■ **Work required**:
Your answer should be a single number: the count of lines that hold the word "Accountant".

[Data records]
━━━━━━

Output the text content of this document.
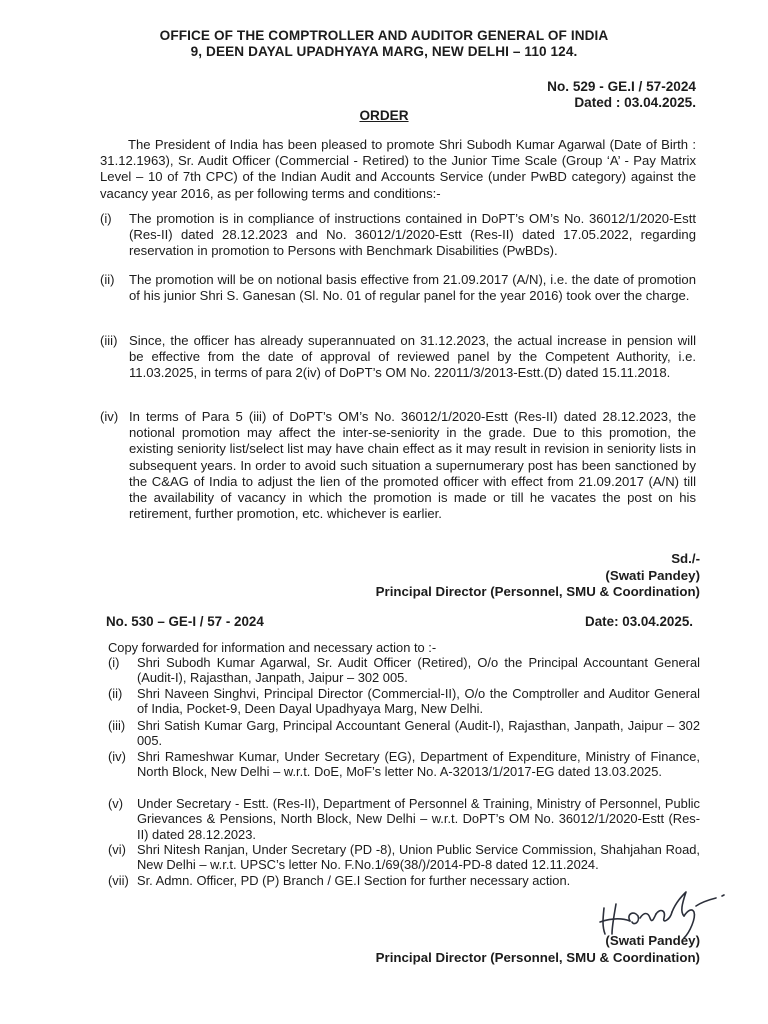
OFFICE OF THE COMPTROLLER AND AUDITOR GENERAL OF INDIA
9, DEEN DAYAL UPADHYAYA MARG, NEW DELHI – 110 124.
No. 529 - GE.I / 57-2024
Dated : 03.04.2025.
ORDER
The President of India has been pleased to promote Shri Subodh Kumar Agarwal (Date of Birth : 31.12.1963), Sr. Audit Officer (Commercial - Retired) to the Junior Time Scale (Group ‘A’ - Pay Matrix Level – 10 of 7th CPC) of the Indian Audit and Accounts Service (under PwBD category) against the vacancy year 2016, as per following terms and conditions:-
(i) The promotion is in compliance of instructions contained in DoPT’s OM’s No. 36012/1/2020-Estt (Res-II) dated 28.12.2023 and No. 36012/1/2020-Estt (Res-II) dated 17.05.2022, regarding reservation in promotion to Persons with Benchmark Disabilities (PwBDs).
(ii) The promotion will be on notional basis effective from 21.09.2017 (A/N), i.e. the date of promotion of his junior Shri S. Ganesan (Sl. No. 01 of regular panel for the year 2016) took over the charge.
(iii) Since, the officer has already superannuated on 31.12.2023, the actual increase in pension will be effective from the date of approval of reviewed panel by the Competent Authority, i.e. 11.03.2025, in terms of para 2(iv) of DoPT’s OM No. 22011/3/2013-Estt.(D) dated 15.11.2018.
(iv) In terms of Para 5 (iii) of DoPT’s OM’s No. 36012/1/2020-Estt (Res-II) dated 28.12.2023, the notional promotion may affect the inter-se-seniority in the grade. Due to this promotion, the existing seniority list/select list may have chain effect as it may result in revision in seniority lists in subsequent years. In order to avoid such situation a supernumerary post has been sanctioned by the C&AG of India to adjust the lien of the promoted officer with effect from 21.09.2017 (A/N) till the availability of vacancy in which the promotion is made or till he vacates the post on his retirement, further promotion, etc. whichever is earlier.
Sd./-
(Swati Pandey)
Principal Director (Personnel, SMU & Coordination)
No. 530 – GE-I / 57 - 2024	Date: 03.04.2025.
Copy forwarded for information and necessary action to :-
(i) Shri Subodh Kumar Agarwal, Sr. Audit Officer (Retired), O/o the Principal Accountant General (Audit-I), Rajasthan, Janpath, Jaipur – 302 005.
(ii) Shri Naveen Singhvi, Principal Director (Commercial-II), O/o the Comptroller and Auditor General of India, Pocket-9, Deen Dayal Upadhyaya Marg, New Delhi.
(iii) Shri Satish Kumar Garg, Principal Accountant General (Audit-I), Rajasthan, Janpath, Jaipur – 302 005.
(iv) Shri Rameshwar Kumar, Under Secretary (EG), Department of Expenditure, Ministry of Finance, North Block, New Delhi – w.r.t. DoE, MoF’s letter No. A-32013/1/2017-EG dated 13.03.2025.
(v) Under Secretary - Estt. (Res-II), Department of Personnel & Training, Ministry of Personnel, Public Grievances & Pensions, North Block, New Delhi – w.r.t. DoPT’s OM No. 36012/1/2020-Estt (Res-II) dated 28.12.2023.
(vi) Shri Nitesh Ranjan, Under Secretary (PD -8), Union Public Service Commission, Shahjahan Road, New Delhi – w.r.t. UPSC’s letter No. F.No.1/69(38/)/2014-PD-8 dated 12.11.2024.
(vii) Sr. Admn. Officer, PD (P) Branch / GE.I Section for further necessary action.
(Swati Pandey)
Principal Director (Personnel, SMU & Coordination)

━━━━━━

■ **Finished task**:
2